## Exercise task:
Could you write out the records below exactly as they appear, leaving out any pictures?

(Items from a dataset)
** start **

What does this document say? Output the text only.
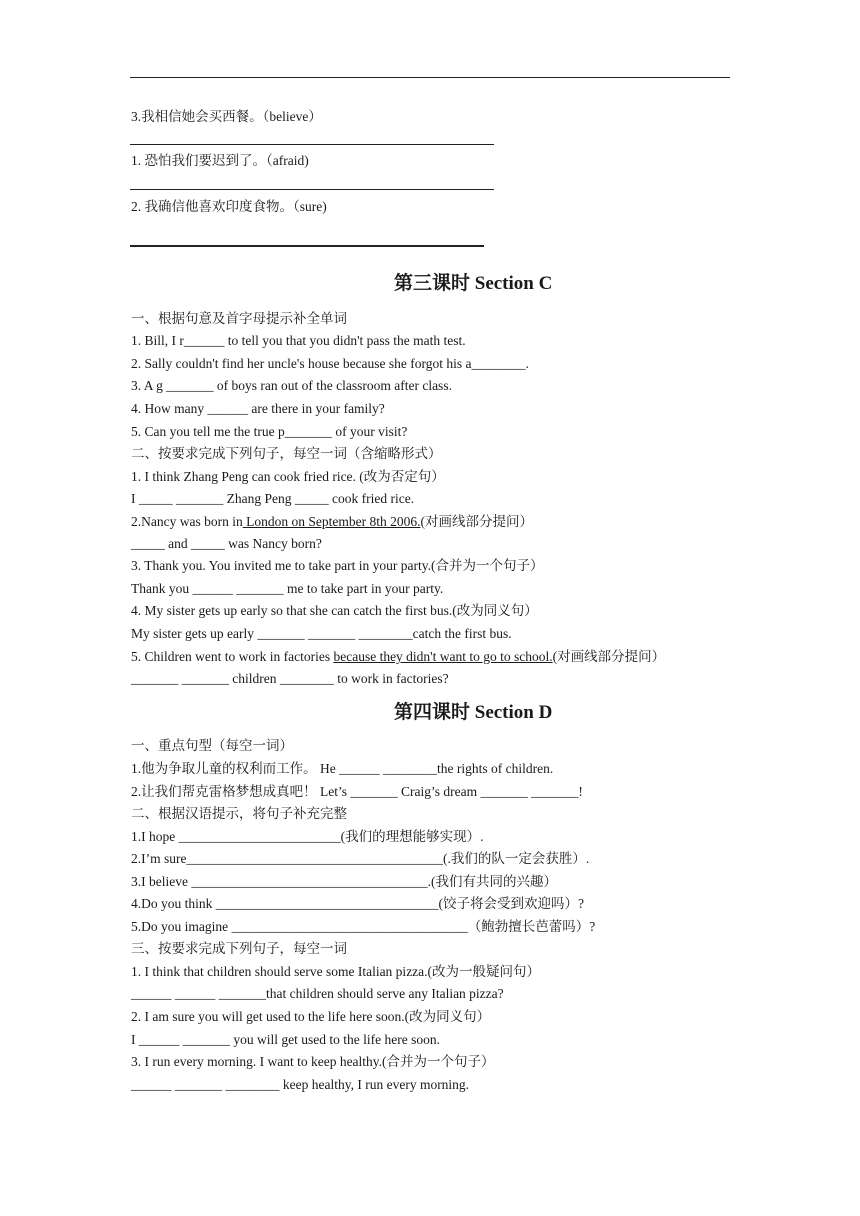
3.我相信她会买西餐。（believe）
1. 恐怕我们要迟到了。（afraid)
2. 我确信他喜欢印度食物。（sure)
第三课时 Section C
一、根据句意及首字母提示补全单词
1. Bill, I r______ to tell you that you didn't pass the math test.
2. Sally couldn't find her uncle's house because she forgot his a________.
3. A g _______ of boys ran out of the classroom after class.
4. How many ______ are there in your family?
5. Can you tell me the true p_______ of your visit?
二、按要求完成下列句子，每空一词（含缩略形式）
1. I think Zhang Peng can cook fried rice. (改为否定句）
I _____ _______ Zhang Peng _____ cook fried rice.
2.Nancy was born in London on September 8th 2006.(对画线部分提问）
_____ and _____ was Nancy born?
3. Thank you. You invited me to take part in your party.(合并为一个句子）
Thank you ______ _______ me to take part in your party.
4. My sister gets up early so that she can catch the first bus.(改为同义句）
My sister gets up early _______ _______ ________catch the first bus.
5. Children went to work in factories because they didn't want to go to school.(对画线部分提问）
_______ _______ children ________ to work in factories?
第四课时 Section D
一、重点句型（每空一词）
1.他为争取儿童的权利而工作。 He ______ ________the rights of children.
2.让我们帮克雷格梦想成真吧！ Let’s _______ Craig’s dream _______ _______!
二、根据汉语提示，将句子补充完整
1.I hope ________________________(我们的理想能够实现）.
2.I’m sure______________________________________(.我们的队一定会获胜）.
3.I believe ___________________________________.(我们有共同的兴趣）
4.Do you think _________________________________(饺子将会受到欢迎吗）?
5.Do you imagine ___________________________________（鲍勃擅长芭蕾吗）?
三、按要求完成下列句子，每空一词
1. I think that children should serve some Italian pizza.(改为一般疑问句）
______ ______ _______that children should serve any Italian pizza?
2. I am sure you will get used to the life here soon.(改为同义句）
I ______ _______ you will get used to the life here soon.
3. I run every morning. I want to keep healthy.(合并为一个句子）
______ _______ ________ keep healthy, I run every morning.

** end **

## Finished task:
What does this document say? Output the text only.
3.我相信她会买西餐。（believe）
1. 恐怕我们要迟到了。（afraid)
2. 我确信他喜欢印度食物。（sure)
第三课时 Section C
一、根据句意及首字母提示补全单词
1. Bill, I r______ to tell you that you didn't pass the math test.
2. Sally couldn't find her uncle's house because she forgot his a________.
3. A g _______ of boys ran out of the classroom after class.
4. How many ______ are there in your family?
5. Can you tell me the true p_______ of your visit?
二、按要求完成下列句子，每空一词（含缩略形式）
1. I think Zhang Peng can cook fried rice. (改为否定句）
I _____ _______ Zhang Peng _____ cook fried rice.
2.Nancy was born in London on September 8th 2006.(对画线部分提问）
_____ and _____ was Nancy born?
3. Thank you. You invited me to take part in your party.(合并为一个句子）
Thank you ______ _______ me to take part in your party.
4. My sister gets up early so that she can catch the first bus.(改为同义句）
My sister gets up early _______ _______ ________catch the first bus.
5. Children went to work in factories because they didn't want to go to school.(对画线部分提问）
_______ _______ children ________ to work in factories?
第四课时 Section D
一、重点句型（每空一词）
1.他为争取儿童的权利而工作。 He ______ ________the rights of children.
2.让我们帮克雷格梦想成真吧！ Let’s _______ Craig’s dream _______ _______!
二、根据汉语提示，将句子补充完整
1.I hope ________________________(我们的理想能够实现）.
2.I’m sure______________________________________(.我们的队一定会获胜）.
3.I believe ___________________________________.(我们有共同的兴趣）
4.Do you think _________________________________(饺子将会受到欢迎吗）?
5.Do you imagine ___________________________________（鲍勃擅长芭蕾吗）?
三、按要求完成下列句子，每空一词
1. I think that children should serve some Italian pizza.(改为一般疑问句）
______ ______ _______that children should serve any Italian pizza?
2. I am sure you will get used to the life here soon.(改为同义句）
I ______ _______ you will get used to the life here soon.
3. I run every morning. I want to keep healthy.(合并为一个句子）
______ _______ ________ keep healthy, I run every morning.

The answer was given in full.